**What you have to do:**
Write out all the material exactly. Leave nothing out.

**Stored data:**
*****

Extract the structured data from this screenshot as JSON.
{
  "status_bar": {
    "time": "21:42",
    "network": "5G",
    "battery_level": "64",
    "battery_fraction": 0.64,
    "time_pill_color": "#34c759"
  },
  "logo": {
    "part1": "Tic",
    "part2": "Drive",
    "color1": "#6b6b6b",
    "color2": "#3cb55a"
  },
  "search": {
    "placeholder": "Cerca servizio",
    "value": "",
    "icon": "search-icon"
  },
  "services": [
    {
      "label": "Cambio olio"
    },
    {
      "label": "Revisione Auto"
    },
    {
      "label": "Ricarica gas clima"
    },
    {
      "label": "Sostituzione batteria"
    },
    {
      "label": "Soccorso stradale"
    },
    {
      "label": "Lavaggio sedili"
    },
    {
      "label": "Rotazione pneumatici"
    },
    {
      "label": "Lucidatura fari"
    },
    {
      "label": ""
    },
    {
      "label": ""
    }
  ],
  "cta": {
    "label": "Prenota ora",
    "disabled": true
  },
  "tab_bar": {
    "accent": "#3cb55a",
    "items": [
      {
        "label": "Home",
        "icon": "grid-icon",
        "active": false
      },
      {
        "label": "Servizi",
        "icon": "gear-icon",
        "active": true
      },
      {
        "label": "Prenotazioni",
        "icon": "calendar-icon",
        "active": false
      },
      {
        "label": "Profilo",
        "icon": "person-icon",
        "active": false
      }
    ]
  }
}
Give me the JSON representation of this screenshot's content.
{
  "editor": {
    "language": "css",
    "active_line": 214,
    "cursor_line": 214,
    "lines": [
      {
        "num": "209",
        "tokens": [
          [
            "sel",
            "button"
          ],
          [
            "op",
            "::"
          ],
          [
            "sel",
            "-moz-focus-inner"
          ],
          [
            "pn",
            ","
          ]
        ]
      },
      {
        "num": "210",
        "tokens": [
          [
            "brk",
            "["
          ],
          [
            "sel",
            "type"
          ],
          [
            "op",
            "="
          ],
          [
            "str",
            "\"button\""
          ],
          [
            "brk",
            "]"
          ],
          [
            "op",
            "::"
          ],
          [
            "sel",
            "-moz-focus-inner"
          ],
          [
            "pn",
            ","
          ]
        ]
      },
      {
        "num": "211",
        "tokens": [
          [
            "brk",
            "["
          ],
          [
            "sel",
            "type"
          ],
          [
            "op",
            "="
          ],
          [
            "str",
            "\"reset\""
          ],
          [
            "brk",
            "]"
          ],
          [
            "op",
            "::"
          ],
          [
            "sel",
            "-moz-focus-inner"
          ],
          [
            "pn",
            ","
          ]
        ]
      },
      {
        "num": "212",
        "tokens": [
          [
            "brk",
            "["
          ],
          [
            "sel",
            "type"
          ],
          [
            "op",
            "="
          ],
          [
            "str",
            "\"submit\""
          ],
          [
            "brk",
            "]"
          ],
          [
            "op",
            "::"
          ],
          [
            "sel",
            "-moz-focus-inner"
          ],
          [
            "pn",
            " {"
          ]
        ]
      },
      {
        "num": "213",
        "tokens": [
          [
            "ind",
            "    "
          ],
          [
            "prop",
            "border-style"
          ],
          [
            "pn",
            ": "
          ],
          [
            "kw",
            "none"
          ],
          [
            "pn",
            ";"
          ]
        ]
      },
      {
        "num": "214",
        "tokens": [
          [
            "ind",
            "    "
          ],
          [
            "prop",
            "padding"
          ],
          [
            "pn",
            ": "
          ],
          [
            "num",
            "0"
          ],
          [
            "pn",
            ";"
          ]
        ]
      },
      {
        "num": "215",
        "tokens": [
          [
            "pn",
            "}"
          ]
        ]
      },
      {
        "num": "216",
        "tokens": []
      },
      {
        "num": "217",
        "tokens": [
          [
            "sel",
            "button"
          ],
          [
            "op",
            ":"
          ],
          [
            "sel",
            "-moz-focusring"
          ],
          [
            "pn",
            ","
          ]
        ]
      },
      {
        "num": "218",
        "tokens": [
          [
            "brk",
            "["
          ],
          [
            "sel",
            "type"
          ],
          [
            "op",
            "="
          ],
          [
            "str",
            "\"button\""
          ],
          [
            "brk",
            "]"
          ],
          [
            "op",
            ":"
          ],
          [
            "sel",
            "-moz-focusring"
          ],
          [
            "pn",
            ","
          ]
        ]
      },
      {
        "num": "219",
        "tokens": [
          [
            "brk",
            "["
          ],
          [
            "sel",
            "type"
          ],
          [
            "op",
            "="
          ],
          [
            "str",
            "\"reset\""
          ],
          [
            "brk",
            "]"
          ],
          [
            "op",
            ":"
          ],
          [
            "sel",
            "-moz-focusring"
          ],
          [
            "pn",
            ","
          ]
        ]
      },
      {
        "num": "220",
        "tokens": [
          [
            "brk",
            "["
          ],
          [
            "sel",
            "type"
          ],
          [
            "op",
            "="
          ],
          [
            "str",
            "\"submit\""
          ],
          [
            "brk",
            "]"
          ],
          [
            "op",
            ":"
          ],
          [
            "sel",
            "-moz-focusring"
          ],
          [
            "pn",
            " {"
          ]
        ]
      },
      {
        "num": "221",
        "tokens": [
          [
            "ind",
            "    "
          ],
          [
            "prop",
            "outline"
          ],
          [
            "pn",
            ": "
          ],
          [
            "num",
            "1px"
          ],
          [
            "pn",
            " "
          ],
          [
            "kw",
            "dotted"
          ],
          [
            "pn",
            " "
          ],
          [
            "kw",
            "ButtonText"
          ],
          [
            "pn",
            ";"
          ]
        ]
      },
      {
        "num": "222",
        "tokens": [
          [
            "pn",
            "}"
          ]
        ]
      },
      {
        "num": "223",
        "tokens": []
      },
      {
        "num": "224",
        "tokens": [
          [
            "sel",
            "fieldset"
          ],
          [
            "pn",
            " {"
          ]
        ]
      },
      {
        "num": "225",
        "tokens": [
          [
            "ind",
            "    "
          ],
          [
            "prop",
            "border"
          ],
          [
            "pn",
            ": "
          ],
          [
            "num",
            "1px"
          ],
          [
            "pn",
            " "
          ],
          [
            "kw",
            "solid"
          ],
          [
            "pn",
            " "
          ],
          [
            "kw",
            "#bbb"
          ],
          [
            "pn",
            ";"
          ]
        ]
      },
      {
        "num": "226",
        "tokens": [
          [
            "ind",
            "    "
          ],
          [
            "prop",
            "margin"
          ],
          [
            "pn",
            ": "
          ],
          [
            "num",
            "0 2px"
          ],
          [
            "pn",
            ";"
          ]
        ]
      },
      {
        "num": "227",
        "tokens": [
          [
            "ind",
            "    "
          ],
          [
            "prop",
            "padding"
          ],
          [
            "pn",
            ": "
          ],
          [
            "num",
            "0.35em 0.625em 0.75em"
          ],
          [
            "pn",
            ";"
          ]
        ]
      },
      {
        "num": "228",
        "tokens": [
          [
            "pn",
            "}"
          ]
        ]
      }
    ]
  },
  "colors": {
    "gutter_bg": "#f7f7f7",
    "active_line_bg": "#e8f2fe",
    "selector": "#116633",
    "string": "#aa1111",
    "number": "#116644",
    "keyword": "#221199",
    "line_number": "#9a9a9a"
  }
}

*****

**Completed task:**
Extract the structured data from this screenshot as JSON.
{
  "status_bar": {
    "time": "21:42",
    "network": "5G",
    "battery_level": "64",
    "battery_fraction": 0.64,
    "time_pill_color": "#34c759"
  },
  "logo": {
    "part1": "Tic",
    "part2": "Drive",
    "color1": "#6b6b6b",
    "color2": "#3cb55a"
  },
  "search": {
    "placeholder": "Cerca servizio",
    "value": "",
    "icon": "search-icon"
  },
  "services": [
    {
      "label": "Cambio olio"
    },
    {
      "label": "Revisione Auto"
    },
    {
      "label": "Ricarica gas clima"
    },
    {
      "label": "Sostituzione batteria"
    },
    {
      "label": "Soccorso stradale"
    },
    {
      "label": "Lavaggio sedili"
    },
    {
      "label": "Rotazione pneumatici"
    },
    {
      "label": "Lucidatura fari"
    },
    {
      "label": ""
    },
    {
      "label": ""
    }
  ],
  "cta": {
    "label": "Prenota ora",
    "disabled": true
  },
  "tab_bar": {
    "accent": "#3cb55a",
    "items": [
      {
        "label": "Home",
        "icon": "grid-icon",
        "active": false
      },
      {
        "label": "Servizi",
        "icon": "gear-icon",
        "active": true
      },
      {
        "label": "Prenotazioni",
        "icon": "calendar-icon",
        "active": false
      },
      {
        "label": "Profilo",
        "icon": "person-icon",
        "active": false
      }
    ]
  }
}
Give me the JSON representation of this screenshot's content.
{
  "editor": {
    "language": "css",
    "active_line": 214,
    "cursor_line": 214,
    "lines": [
      {
        "num": "209",
        "tokens": [
          [
            "sel",
            "button"
          ],
          [
            "op",
            "::"
          ],
          [
            "sel",
            "-moz-focus-inner"
          ],
          [
            "pn",
            ","
          ]
        ]
      },
      {
        "num": "210",
        "tokens": [
          [
            "brk",
            "["
          ],
          [
            "sel",
            "type"
          ],
          [
            "op",
            "="
          ],
          [
            "str",
            "\"button\""
          ],
          [
            "brk",
            "]"
          ],
          [
            "op",
            "::"
          ],
          [
            "sel",
            "-moz-focus-inner"
          ],
          [
            "pn",
            ","
          ]
        ]
      },
      {
        "num": "211",
        "tokens": [
          [
            "brk",
            "["
          ],
          [
            "sel",
            "type"
          ],
          [
            "op",
            "="
          ],
          [
            "str",
            "\"reset\""
          ],
          [
            "brk",
            "]"
          ],
          [
            "op",
            "::"
          ],
          [
            "sel",
            "-moz-focus-inner"
          ],
          [
            "pn",
            ","
          ]
        ]
      },
      {
        "num": "212",
        "tokens": [
          [
            "brk",
            "["
          ],
          [
            "sel",
            "type"
          ],
          [
            "op",
            "="
          ],
          [
            "str",
            "\"submit\""
          ],
          [
            "brk",
            "]"
          ],
          [
            "op",
            "::"
          ],
          [
            "sel",
            "-moz-focus-inner"
          ],
          [
            "pn",
            " {"
          ]
        ]
      },
      {
        "num": "213",
        "tokens": [
          [
            "ind",
            "    "
          ],
          [
            "prop",
            "border-style"
          ],
          [
            "pn",
            ": "
          ],
          [
            "kw",
            "none"
          ],
          [
            "pn",
            ";"
          ]
        ]
      },
      {
        "num": "214",
        "tokens": [
          [
            "ind",
            "    "
          ],
          [
            "prop",
            "padding"
          ],
          [
            "pn",
            ": "
          ],
          [
            "num",
            "0"
          ],
          [
            "pn",
            ";"
          ]
        ]
      },
      {
        "num": "215",
        "tokens": [
          [
            "pn",
            "}"
          ]
        ]
      },
      {
        "num": "216",
        "tokens": []
      },
      {
        "num": "217",
        "tokens": [
          [
            "sel",
            "button"
          ],
          [
            "op",
            ":"
          ],
          [
            "sel",
            "-moz-focusring"
          ],
          [
            "pn",
            ","
          ]
        ]
      },
      {
        "num": "218",
        "tokens": [
          [
            "brk",
            "["
          ],
          [
            "sel",
            "type"
          ],
          [
            "op",
            "="
          ],
          [
            "str",
            "\"button\""
          ],
          [
            "brk",
            "]"
          ],
          [
            "op",
            ":"
          ],
          [
            "sel",
            "-moz-focusring"
          ],
          [
            "pn",
            ","
          ]
        ]
      },
      {
        "num": "219",
        "tokens": [
          [
            "brk",
            "["
          ],
          [
            "sel",
            "type"
          ],
          [
            "op",
            "="
          ],
          [
            "str",
            "\"reset\""
          ],
          [
            "brk",
            "]"
          ],
          [
            "op",
            ":"
          ],
          [
            "sel",
            "-moz-focusring"
          ],
          [
            "pn",
            ","
          ]
        ]
      },
      {
        "num": "220",
        "tokens": [
          [
            "brk",
            "["
          ],
          [
            "sel",
            "type"
          ],
          [
            "op",
            "="
          ],
          [
            "str",
            "\"submit\""
          ],
          [
            "brk",
            "]"
          ],
          [
            "op",
            ":"
          ],
          [
            "sel",
            "-moz-focusring"
          ],
          [
            "pn",
            " {"
          ]
        ]
      },
      {
        "num": "221",
        "tokens": [
          [
            "ind",
            "    "
          ],
          [
            "prop",
            "outline"
          ],
          [
            "pn",
            ": "
          ],
          [
            "num",
            "1px"
          ],
          [
            "pn",
            " "
          ],
          [
            "kw",
            "dotted"
          ],
          [
            "pn",
            " "
          ],
          [
            "kw",
            "ButtonText"
          ],
          [
            "pn",
            ";"
          ]
        ]
      },
      {
        "num": "222",
        "tokens": [
          [
            "pn",
            "}"
          ]
        ]
      },
      {
        "num": "223",
        "tokens": []
      },
      {
        "num": "224",
        "tokens": [
          [
            "sel",
            "fieldset"
          ],
          [
            "pn",
            " {"
          ]
        ]
      },
      {
        "num": "225",
        "tokens": [
          [
            "ind",
            "    "
          ],
          [
            "prop",
            "border"
          ],
          [
            "pn",
            ": "
          ],
          [
            "num",
            "1px"
          ],
          [
            "pn",
            " "
          ],
          [
            "kw",
            "solid"
          ],
          [
            "pn",
            " "
          ],
          [
            "kw",
            "#bbb"
          ],
          [
            "pn",
            ";"
          ]
        ]
      },
      {
        "num": "226",
        "tokens": [
          [
            "ind",
            "    "
          ],
          [
            "prop",
            "margin"
          ],
          [
            "pn",
            ": "
          ],
          [
            "num",
            "0 2px"
          ],
          [
            "pn",
            ";"
          ]
        ]
      },
      {
        "num": "227",
        "tokens": [
          [
            "ind",
            "    "
          ],
          [
            "prop",
            "padding"
          ],
          [
            "pn",
            ": "
          ],
          [
            "num",
            "0.35em 0.625em 0.75em"
          ],
          [
            "pn",
            ";"
          ]
        ]
      },
      {
        "num": "228",
        "tokens": [
          [
            "pn",
            "}"
          ]
        ]
      }
    ]
  },
  "colors": {
    "gutter_bg": "#f7f7f7",
    "active_line_bg": "#e8f2fe",
    "selector": "#116633",
    "string": "#aa1111",
    "number": "#116644",
    "keyword": "#221199",
    "line_number": "#9a9a9a"
  }
}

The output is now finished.